■ Stated exercise ■
Could you write out every entry exactly as it stands?

[Records from a data collection]
———

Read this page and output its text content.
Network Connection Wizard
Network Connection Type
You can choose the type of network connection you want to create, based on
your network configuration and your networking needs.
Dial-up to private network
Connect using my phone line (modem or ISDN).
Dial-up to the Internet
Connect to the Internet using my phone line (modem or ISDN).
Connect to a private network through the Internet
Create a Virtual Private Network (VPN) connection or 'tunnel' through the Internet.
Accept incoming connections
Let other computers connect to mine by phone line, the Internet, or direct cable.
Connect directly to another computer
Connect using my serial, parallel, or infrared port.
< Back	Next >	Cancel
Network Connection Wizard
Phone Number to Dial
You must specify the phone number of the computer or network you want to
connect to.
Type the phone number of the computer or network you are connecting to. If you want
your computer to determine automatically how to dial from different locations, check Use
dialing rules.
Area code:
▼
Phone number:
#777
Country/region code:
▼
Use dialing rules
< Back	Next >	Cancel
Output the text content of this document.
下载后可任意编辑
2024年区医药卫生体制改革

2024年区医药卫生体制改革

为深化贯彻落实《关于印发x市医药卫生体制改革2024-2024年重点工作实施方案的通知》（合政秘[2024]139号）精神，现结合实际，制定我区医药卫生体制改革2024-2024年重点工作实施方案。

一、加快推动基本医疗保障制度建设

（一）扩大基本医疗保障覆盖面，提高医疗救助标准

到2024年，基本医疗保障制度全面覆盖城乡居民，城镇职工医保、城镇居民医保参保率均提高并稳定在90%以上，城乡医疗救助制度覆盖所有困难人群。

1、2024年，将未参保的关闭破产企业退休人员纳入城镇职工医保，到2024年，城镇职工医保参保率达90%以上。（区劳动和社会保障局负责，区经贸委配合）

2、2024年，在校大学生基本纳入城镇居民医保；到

———

■ Result for this task ■
Read this page and output its text content.
Network Connection Wizard
Network Connection Type
You can choose the type of network connection you want to create, based on
your network configuration and your networking needs.
Dial-up to private network
Connect using my phone line (modem or ISDN).
Dial-up to the Internet
Connect to the Internet using my phone line (modem or ISDN).
Connect to a private network through the Internet
Create a Virtual Private Network (VPN) connection or 'tunnel' through the Internet.
Accept incoming connections
Let other computers connect to mine by phone line, the Internet, or direct cable.
Connect directly to another computer
Connect using my serial, parallel, or infrared port.
< Back	Next >	Cancel
Network Connection Wizard
Phone Number to Dial
You must specify the phone number of the computer or network you want to
connect to.
Type the phone number of the computer or network you are connecting to. If you want
your computer to determine automatically how to dial from different locations, check Use
dialing rules.
Area code:
▼
Phone number:
#777
Country/region code:
▼
Use dialing rules
< Back	Next >	Cancel
Output the text content of this document.
下载后可任意编辑
2024年区医药卫生体制改革

2024年区医药卫生体制改革

为深化贯彻落实《关于印发x市医药卫生体制改革2024-2024年重点工作实施方案的通知》（合政秘[2024]139号）精神，现结合实际，制定我区医药卫生体制改革2024-2024年重点工作实施方案。

一、加快推动基本医疗保障制度建设

（一）扩大基本医疗保障覆盖面，提高医疗救助标准

到2024年，基本医疗保障制度全面覆盖城乡居民，城镇职工医保、城镇居民医保参保率均提高并稳定在90%以上，城乡医疗救助制度覆盖所有困难人群。

1、2024年，将未参保的关闭破产企业退休人员纳入城镇职工医保，到2024年，城镇职工医保参保率达90%以上。（区劳动和社会保障局负责，区经贸委配合）

2、2024年，在校大学生基本纳入城镇居民医保；到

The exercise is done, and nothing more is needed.